Repeat the data that follows, word for word, without the images.

***** Data supplied *****

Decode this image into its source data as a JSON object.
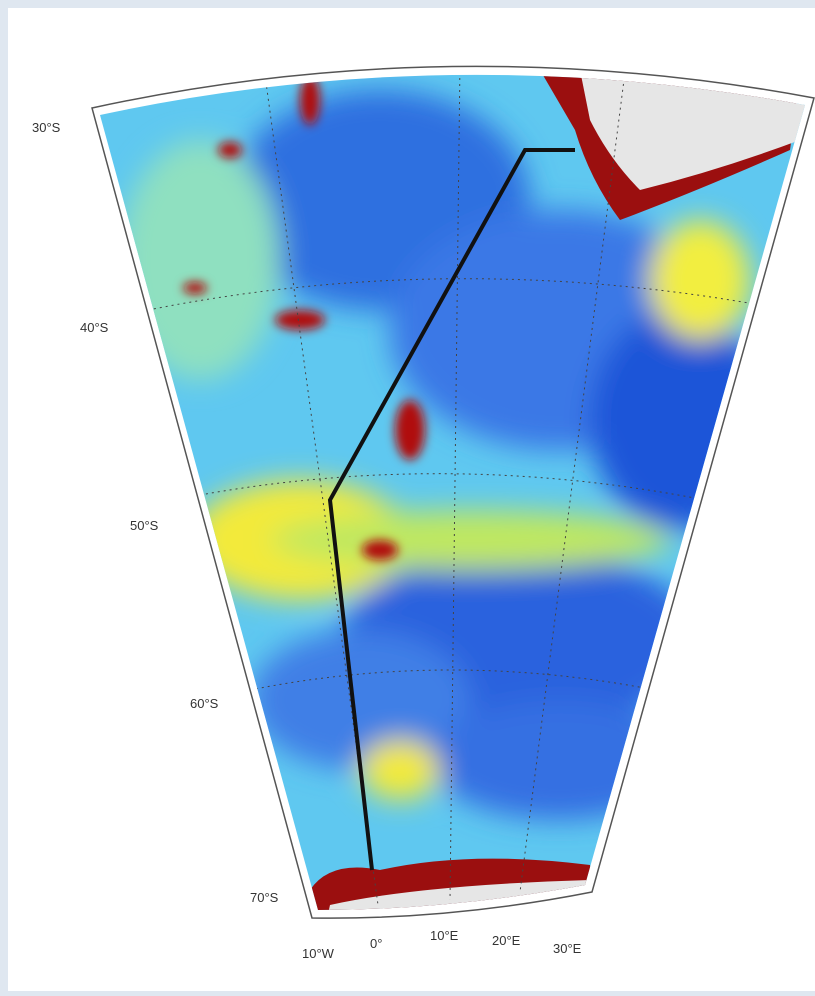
{
  "map": {
    "lat_labels": [
      "30°S",
      "40°S",
      "50°S",
      "60°S",
      "70°S"
    ],
    "lon_labels": [
      "10°W",
      "0°",
      "10°E",
      "20°E",
      "30°E"
    ]
  }
}
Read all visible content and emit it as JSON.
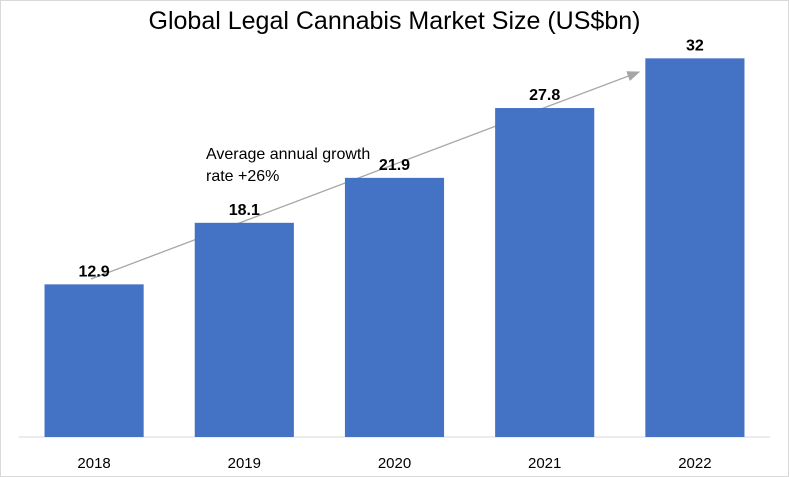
{
  "chart_data": {
    "type": "bar",
    "title": "Global Legal Cannabis Market Size (US$bn)",
    "categories": [
      "2018",
      "2019",
      "2020",
      "2021",
      "2022"
    ],
    "values": [
      12.9,
      18.1,
      21.9,
      27.8,
      32
    ],
    "value_labels": [
      "12.9",
      "18.1",
      "21.9",
      "27.8",
      "32"
    ],
    "ylim": [
      0,
      36
    ],
    "grid": false,
    "bar_color": "#4472C4",
    "annotation": {
      "line1": "Average annual growth",
      "line2": "rate +26%"
    }
  }
}
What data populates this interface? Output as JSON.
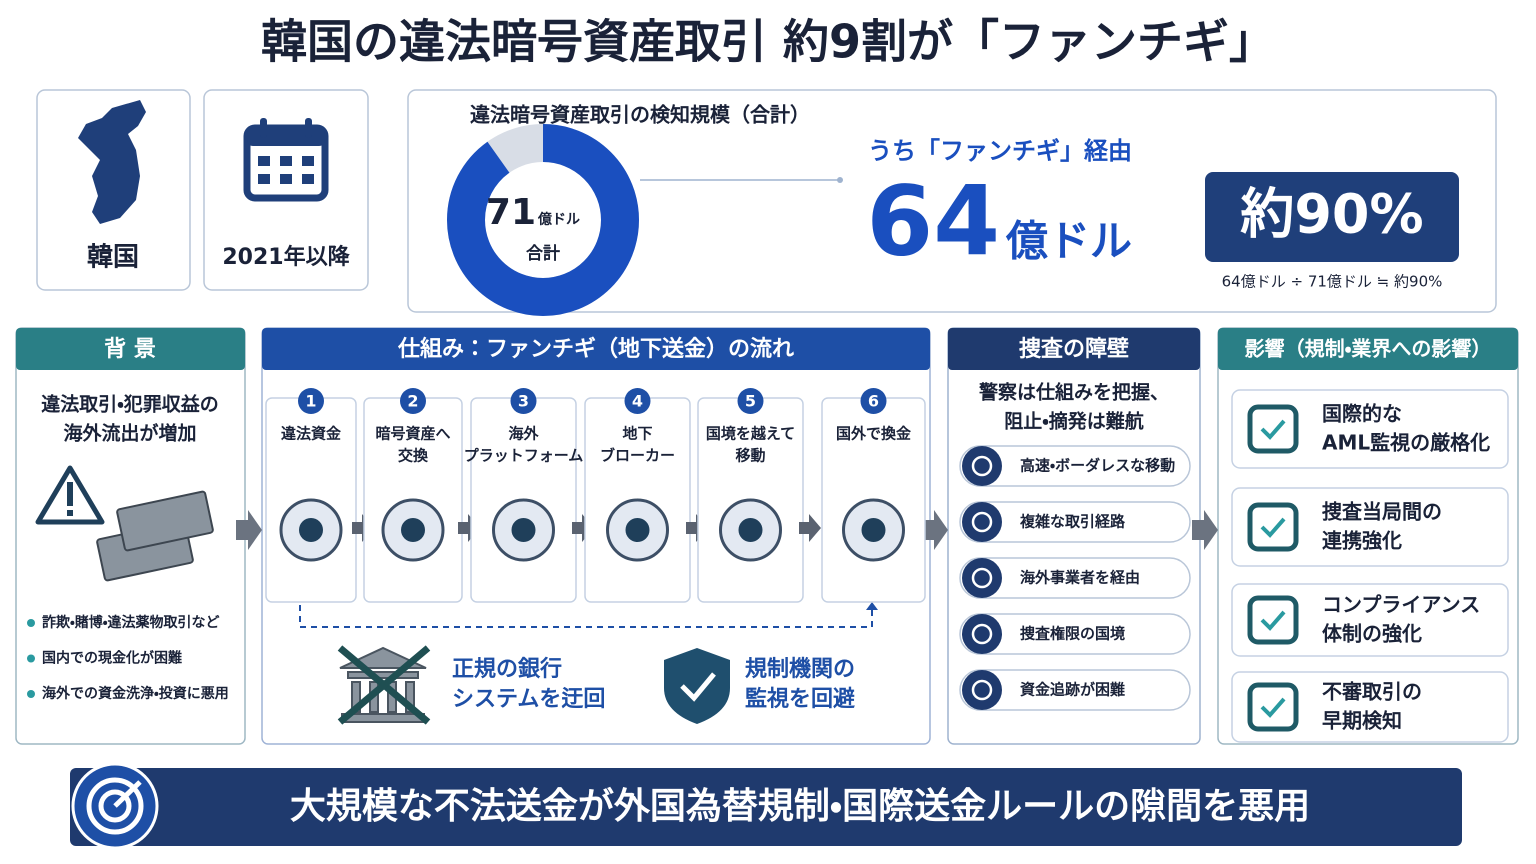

*****

## Correct answer
Decode this image into its source data as a JSON object.
{
  "map": {
    "lat_labels": [
      "30°S",
      "40°S",
      "50°S",
      "60°S",
      "70°S"
    ],
    "lon_labels": [
      "10°W",
      "0°",
      "10°E",
      "20°E",
      "30°E"
    ]
  }
}
Read all visible content and emit it as JSON.
{
  "chart_data": {
    "type": "bar",
    "title": "Global Legal Cannabis Market Size (US$bn)",
    "categories": [
      "2018",
      "2019",
      "2020",
      "2021",
      "2022"
    ],
    "values": [
      12.9,
      18.1,
      21.9,
      27.8,
      32
    ],
    "value_labels": [
      "12.9",
      "18.1",
      "21.9",
      "27.8",
      "32"
    ],
    "ylim": [
      0,
      36
    ],
    "grid": false,
    "bar_color": "#4472C4",
    "annotation": {
      "line1": "Average annual growth",
      "line2": "rate +26%"
    }
  }
}
What data populates this interface? Output as JSON.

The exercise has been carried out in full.